Task goal: For the listing beneath, state how many lines contain the string "Chronic". Give the number by itself.

Information provided:
──────────────────────────────

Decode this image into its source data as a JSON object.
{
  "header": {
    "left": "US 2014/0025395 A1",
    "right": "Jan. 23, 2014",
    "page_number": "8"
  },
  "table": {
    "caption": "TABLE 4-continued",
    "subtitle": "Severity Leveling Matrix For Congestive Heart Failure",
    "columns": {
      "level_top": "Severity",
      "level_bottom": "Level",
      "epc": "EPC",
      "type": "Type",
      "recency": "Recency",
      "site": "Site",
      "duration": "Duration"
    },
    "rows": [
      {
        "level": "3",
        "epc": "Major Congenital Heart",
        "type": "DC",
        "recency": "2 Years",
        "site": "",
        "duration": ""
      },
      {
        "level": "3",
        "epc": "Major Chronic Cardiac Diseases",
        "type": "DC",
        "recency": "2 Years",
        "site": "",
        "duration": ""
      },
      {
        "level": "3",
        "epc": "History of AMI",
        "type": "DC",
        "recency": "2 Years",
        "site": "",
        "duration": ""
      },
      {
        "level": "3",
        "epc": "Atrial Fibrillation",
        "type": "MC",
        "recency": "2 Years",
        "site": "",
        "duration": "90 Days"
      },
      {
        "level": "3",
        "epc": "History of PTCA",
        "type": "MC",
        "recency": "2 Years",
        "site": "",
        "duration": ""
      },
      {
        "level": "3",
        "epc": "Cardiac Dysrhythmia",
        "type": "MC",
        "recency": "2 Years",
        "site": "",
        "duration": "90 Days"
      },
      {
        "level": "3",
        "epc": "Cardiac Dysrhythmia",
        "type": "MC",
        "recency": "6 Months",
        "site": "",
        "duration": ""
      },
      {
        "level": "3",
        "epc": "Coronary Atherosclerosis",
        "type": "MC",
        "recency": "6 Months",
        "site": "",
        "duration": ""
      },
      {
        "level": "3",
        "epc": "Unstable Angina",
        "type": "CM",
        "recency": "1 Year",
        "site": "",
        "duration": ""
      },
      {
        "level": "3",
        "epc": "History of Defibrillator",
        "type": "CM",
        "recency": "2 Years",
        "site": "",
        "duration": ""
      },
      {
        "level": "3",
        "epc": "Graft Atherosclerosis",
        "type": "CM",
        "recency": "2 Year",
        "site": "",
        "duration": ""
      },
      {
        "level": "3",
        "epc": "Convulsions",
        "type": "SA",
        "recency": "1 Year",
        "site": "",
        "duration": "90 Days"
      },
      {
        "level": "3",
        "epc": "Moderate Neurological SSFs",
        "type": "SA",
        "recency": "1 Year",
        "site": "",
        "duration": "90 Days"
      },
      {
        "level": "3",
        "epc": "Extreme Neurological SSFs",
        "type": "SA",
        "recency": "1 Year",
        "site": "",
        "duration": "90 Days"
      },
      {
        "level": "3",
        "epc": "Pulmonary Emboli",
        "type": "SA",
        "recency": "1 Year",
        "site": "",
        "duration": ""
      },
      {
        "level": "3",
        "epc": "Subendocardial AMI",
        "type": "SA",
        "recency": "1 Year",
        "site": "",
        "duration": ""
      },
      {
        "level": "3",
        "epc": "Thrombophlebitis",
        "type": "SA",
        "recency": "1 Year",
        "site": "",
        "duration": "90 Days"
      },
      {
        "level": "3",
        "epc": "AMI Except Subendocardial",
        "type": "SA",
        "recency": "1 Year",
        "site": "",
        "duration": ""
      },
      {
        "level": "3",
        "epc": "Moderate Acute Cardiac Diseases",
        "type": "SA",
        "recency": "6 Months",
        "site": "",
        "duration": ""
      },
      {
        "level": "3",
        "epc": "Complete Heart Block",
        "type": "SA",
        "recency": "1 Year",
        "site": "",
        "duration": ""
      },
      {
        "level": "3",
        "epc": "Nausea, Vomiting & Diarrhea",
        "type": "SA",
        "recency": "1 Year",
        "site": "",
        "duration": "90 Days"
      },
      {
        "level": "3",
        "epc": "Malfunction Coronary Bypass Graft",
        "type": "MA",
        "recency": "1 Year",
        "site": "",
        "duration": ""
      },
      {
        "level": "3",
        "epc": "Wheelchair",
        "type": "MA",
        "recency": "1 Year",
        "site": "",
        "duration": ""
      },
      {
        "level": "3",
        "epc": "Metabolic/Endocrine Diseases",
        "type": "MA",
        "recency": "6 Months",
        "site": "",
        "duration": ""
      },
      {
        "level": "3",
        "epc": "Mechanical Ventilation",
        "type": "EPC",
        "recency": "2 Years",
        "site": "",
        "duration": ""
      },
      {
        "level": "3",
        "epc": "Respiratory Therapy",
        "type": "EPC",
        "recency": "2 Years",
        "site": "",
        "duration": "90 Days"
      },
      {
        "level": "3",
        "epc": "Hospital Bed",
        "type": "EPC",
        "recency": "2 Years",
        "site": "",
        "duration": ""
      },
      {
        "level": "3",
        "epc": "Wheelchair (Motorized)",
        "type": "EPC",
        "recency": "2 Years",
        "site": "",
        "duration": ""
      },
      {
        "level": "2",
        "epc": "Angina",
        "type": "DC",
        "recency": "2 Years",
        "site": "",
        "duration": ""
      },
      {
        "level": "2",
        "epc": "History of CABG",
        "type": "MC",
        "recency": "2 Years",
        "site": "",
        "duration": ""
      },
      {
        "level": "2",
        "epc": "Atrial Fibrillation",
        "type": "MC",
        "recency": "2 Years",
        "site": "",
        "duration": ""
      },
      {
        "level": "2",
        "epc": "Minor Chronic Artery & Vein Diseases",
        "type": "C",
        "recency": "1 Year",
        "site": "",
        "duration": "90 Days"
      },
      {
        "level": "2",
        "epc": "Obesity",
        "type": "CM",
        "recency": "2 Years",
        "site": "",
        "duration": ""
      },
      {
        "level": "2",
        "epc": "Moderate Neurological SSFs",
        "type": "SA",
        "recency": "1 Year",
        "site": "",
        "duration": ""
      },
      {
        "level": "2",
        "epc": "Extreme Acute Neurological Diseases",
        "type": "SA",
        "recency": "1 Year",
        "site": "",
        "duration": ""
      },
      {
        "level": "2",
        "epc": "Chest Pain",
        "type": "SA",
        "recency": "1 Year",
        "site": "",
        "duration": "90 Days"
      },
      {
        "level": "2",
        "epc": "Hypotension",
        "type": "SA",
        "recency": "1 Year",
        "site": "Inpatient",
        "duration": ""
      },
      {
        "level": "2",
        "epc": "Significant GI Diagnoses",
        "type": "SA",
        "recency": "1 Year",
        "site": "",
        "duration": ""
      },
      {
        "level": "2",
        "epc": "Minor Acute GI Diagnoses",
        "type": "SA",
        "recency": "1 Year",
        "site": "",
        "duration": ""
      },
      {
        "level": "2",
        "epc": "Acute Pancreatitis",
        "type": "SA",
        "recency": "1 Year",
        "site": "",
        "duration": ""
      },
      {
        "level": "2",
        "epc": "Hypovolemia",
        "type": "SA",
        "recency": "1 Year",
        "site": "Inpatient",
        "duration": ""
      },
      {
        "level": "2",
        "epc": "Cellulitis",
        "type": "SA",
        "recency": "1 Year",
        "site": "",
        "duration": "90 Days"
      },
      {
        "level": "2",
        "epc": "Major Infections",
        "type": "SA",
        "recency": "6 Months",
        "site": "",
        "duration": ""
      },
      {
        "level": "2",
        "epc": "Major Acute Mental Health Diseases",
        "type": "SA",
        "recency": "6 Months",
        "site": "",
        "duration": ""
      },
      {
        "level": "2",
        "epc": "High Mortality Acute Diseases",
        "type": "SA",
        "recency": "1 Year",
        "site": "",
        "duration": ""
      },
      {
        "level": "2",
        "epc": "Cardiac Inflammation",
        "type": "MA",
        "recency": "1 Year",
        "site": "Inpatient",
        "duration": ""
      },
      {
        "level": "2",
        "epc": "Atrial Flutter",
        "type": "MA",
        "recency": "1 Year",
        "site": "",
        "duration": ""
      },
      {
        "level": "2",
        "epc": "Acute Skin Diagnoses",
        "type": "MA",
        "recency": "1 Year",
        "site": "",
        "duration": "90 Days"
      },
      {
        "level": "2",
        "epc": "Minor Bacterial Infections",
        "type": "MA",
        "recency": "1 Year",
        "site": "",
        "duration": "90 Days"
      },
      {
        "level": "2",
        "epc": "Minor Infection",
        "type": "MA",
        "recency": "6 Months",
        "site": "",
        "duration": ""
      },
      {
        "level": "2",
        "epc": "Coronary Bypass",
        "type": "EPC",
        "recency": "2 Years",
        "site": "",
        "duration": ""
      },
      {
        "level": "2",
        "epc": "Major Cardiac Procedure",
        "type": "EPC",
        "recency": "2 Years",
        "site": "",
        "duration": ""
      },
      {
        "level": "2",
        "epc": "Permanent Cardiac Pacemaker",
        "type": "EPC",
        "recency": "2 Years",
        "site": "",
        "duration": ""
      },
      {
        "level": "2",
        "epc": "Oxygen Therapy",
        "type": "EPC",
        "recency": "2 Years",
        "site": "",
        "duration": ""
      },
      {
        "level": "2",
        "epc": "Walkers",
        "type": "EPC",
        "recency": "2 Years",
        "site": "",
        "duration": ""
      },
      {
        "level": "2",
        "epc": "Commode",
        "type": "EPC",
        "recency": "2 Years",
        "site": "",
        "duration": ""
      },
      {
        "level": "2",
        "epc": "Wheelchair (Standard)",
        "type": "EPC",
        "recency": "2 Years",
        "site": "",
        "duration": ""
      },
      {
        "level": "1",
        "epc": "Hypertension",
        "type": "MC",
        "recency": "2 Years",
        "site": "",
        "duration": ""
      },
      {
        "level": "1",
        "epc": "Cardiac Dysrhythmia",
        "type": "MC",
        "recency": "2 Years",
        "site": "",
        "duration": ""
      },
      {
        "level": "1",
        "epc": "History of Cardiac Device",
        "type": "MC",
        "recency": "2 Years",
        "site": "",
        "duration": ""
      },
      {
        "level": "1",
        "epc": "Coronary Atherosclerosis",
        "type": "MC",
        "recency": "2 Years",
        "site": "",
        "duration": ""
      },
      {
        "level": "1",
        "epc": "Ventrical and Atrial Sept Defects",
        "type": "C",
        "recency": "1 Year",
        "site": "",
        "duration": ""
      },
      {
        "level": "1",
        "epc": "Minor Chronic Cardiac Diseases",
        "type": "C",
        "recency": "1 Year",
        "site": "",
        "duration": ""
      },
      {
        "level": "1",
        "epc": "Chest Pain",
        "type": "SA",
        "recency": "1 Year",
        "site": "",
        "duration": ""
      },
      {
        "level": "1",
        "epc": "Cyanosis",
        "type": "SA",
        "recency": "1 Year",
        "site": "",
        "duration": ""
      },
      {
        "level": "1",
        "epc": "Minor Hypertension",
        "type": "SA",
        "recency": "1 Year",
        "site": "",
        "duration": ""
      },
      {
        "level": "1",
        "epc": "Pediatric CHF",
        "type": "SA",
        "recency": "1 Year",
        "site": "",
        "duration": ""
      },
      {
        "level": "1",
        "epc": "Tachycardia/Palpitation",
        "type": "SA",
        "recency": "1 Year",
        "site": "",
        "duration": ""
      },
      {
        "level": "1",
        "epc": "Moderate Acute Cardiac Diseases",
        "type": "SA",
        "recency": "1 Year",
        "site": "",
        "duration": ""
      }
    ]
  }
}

──────────────────────────────

Solution below: 3